* **What you need to do**:
Scan the records below for the word "name" and give only the number of lines that hold it.

* **Records supplied**:
────────

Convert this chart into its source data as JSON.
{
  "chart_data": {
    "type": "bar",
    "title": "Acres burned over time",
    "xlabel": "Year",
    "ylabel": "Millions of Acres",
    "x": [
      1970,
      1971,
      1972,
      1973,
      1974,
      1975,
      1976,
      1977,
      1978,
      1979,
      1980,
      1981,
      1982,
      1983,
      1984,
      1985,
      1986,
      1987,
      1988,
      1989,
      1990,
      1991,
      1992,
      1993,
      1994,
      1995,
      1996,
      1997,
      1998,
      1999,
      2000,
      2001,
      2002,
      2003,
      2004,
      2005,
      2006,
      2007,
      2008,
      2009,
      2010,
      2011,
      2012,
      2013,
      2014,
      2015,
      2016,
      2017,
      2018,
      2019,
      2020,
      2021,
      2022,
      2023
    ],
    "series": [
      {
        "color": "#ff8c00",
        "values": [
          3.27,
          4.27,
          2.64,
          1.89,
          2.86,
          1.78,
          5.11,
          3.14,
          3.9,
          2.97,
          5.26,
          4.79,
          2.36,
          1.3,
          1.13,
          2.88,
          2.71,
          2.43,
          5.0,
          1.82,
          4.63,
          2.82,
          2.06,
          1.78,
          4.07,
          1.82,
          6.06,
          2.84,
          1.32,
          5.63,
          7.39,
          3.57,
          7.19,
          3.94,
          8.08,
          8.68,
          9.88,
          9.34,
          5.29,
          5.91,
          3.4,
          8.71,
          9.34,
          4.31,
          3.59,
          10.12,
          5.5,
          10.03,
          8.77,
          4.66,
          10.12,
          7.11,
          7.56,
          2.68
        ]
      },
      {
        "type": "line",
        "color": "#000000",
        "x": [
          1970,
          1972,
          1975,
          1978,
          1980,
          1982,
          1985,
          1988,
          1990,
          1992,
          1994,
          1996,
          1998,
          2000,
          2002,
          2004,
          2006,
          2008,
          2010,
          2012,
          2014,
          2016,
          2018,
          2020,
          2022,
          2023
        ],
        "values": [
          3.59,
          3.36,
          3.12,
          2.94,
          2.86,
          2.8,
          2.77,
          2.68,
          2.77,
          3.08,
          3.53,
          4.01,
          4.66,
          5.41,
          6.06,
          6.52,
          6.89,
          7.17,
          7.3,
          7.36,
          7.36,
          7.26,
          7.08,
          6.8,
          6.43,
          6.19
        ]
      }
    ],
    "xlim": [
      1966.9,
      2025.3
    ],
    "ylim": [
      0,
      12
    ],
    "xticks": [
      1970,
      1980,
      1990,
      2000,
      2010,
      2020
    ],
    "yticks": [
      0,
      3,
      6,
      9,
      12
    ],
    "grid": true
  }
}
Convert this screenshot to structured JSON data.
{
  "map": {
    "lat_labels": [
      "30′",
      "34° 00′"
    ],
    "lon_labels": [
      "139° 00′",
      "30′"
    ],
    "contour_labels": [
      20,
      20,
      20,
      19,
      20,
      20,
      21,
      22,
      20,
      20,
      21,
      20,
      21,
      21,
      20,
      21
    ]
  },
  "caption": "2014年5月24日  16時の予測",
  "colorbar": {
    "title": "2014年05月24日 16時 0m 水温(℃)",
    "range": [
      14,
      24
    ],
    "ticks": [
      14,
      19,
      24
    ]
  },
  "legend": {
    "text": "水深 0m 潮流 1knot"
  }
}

────────

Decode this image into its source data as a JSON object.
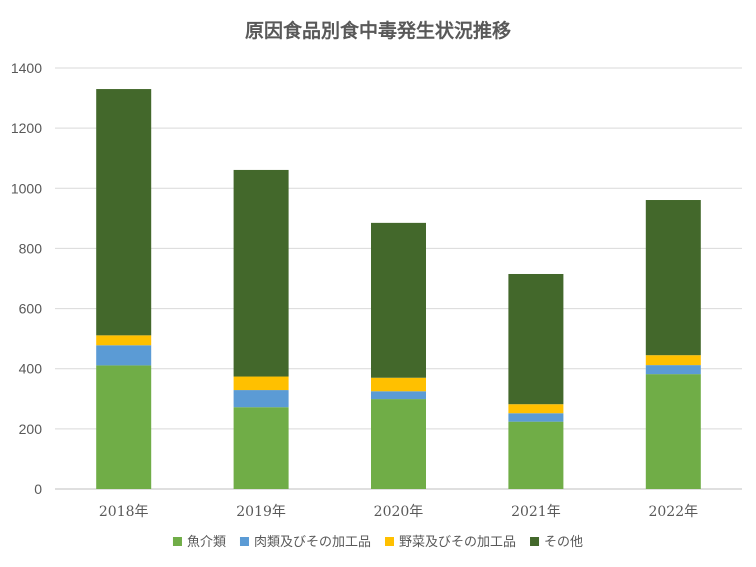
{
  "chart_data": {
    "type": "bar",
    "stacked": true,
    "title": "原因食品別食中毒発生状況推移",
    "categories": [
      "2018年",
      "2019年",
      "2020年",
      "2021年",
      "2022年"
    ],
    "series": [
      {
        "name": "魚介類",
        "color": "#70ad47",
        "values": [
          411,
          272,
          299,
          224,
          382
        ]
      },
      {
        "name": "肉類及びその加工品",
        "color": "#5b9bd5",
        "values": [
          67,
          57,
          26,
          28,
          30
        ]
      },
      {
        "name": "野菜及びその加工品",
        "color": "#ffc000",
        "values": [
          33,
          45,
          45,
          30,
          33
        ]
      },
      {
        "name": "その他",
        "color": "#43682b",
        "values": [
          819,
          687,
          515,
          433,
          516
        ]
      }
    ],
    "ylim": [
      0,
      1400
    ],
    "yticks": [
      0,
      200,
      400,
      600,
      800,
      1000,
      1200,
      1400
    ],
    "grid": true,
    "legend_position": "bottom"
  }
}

────────

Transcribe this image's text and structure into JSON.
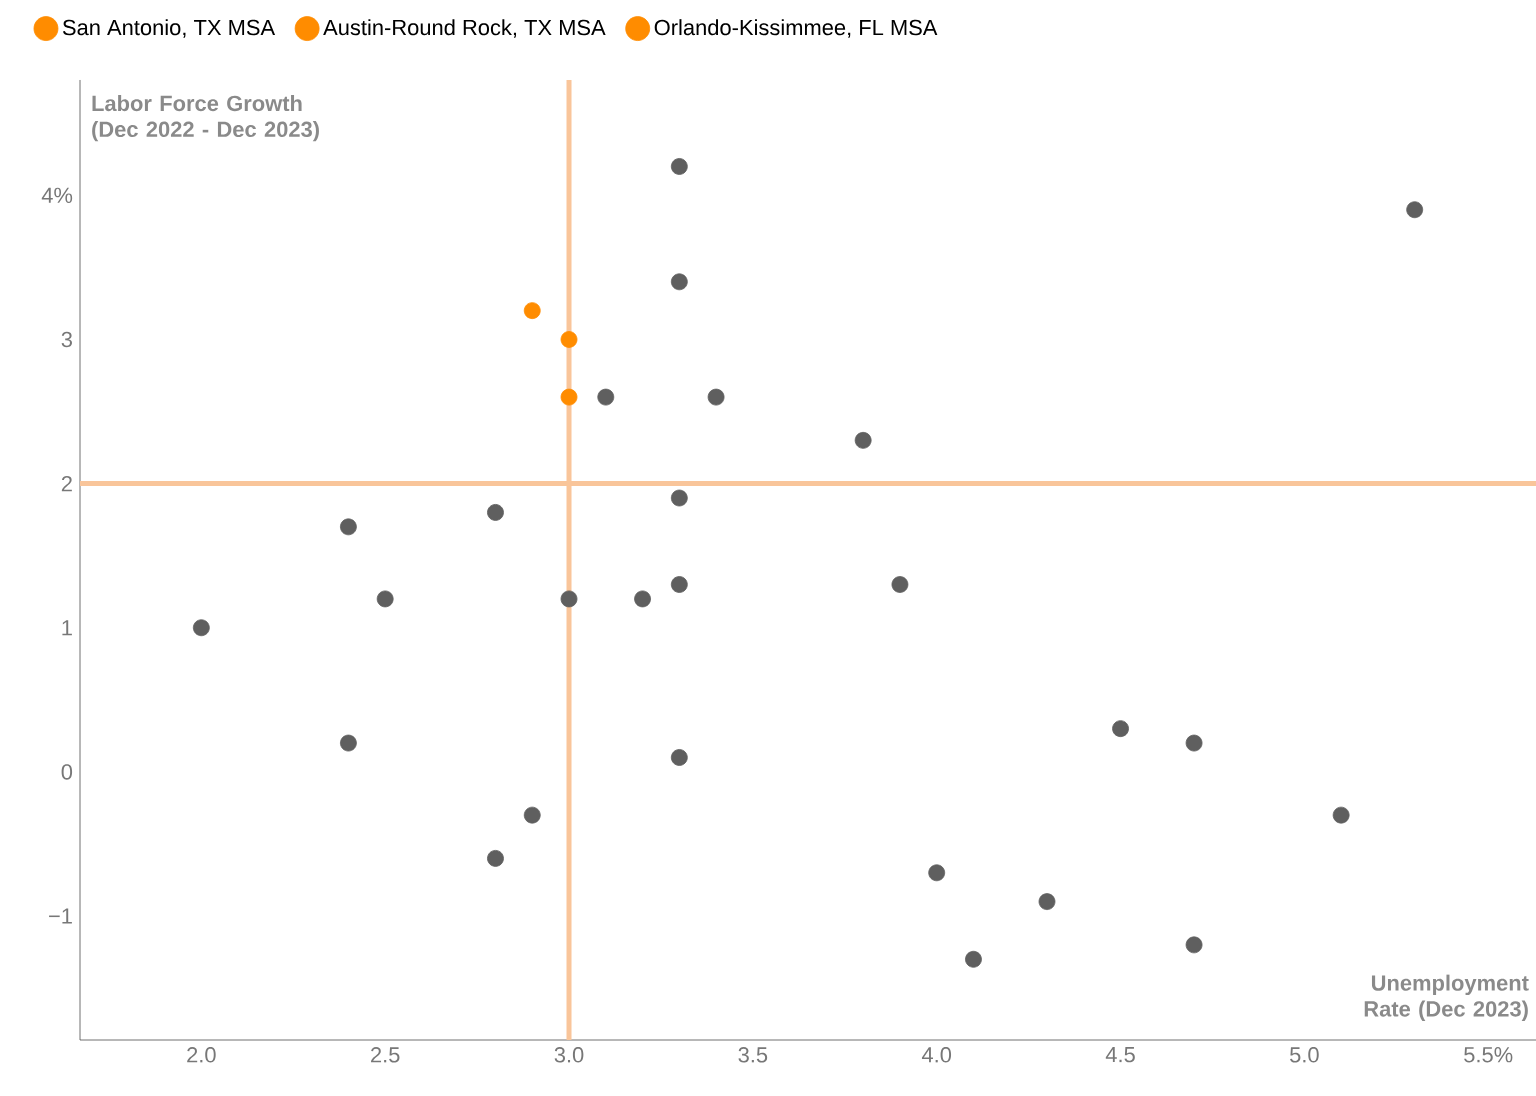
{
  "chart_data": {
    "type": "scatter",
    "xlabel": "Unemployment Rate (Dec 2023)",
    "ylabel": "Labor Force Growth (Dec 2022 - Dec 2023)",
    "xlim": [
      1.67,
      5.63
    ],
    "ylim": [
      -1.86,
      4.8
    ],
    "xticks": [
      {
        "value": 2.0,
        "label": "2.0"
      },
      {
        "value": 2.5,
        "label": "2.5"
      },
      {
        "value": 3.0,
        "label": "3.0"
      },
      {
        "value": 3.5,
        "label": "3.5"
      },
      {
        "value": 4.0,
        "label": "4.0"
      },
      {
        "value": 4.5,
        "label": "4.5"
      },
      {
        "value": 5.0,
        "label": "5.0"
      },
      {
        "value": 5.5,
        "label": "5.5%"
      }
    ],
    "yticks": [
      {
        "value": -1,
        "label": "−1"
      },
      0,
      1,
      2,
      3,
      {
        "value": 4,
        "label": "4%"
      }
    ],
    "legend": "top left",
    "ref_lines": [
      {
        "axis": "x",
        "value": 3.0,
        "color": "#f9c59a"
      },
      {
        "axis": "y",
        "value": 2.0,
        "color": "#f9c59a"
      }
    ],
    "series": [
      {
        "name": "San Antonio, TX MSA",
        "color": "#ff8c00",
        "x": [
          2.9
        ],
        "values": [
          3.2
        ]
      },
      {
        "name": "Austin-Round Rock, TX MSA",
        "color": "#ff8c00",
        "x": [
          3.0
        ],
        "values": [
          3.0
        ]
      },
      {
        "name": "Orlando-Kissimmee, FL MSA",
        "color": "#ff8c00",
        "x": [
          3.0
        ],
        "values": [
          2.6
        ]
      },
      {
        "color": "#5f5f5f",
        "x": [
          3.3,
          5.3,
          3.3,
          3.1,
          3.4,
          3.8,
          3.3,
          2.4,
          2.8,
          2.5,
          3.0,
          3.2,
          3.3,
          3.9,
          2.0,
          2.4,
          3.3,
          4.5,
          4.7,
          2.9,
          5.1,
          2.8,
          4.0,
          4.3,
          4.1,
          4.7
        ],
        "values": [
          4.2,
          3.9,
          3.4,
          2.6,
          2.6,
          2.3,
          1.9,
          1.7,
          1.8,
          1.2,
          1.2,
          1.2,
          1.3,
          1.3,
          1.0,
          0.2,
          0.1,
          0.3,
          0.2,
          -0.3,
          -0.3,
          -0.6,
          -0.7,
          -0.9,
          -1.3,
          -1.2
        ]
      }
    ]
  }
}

────────

* **Written reply**:
7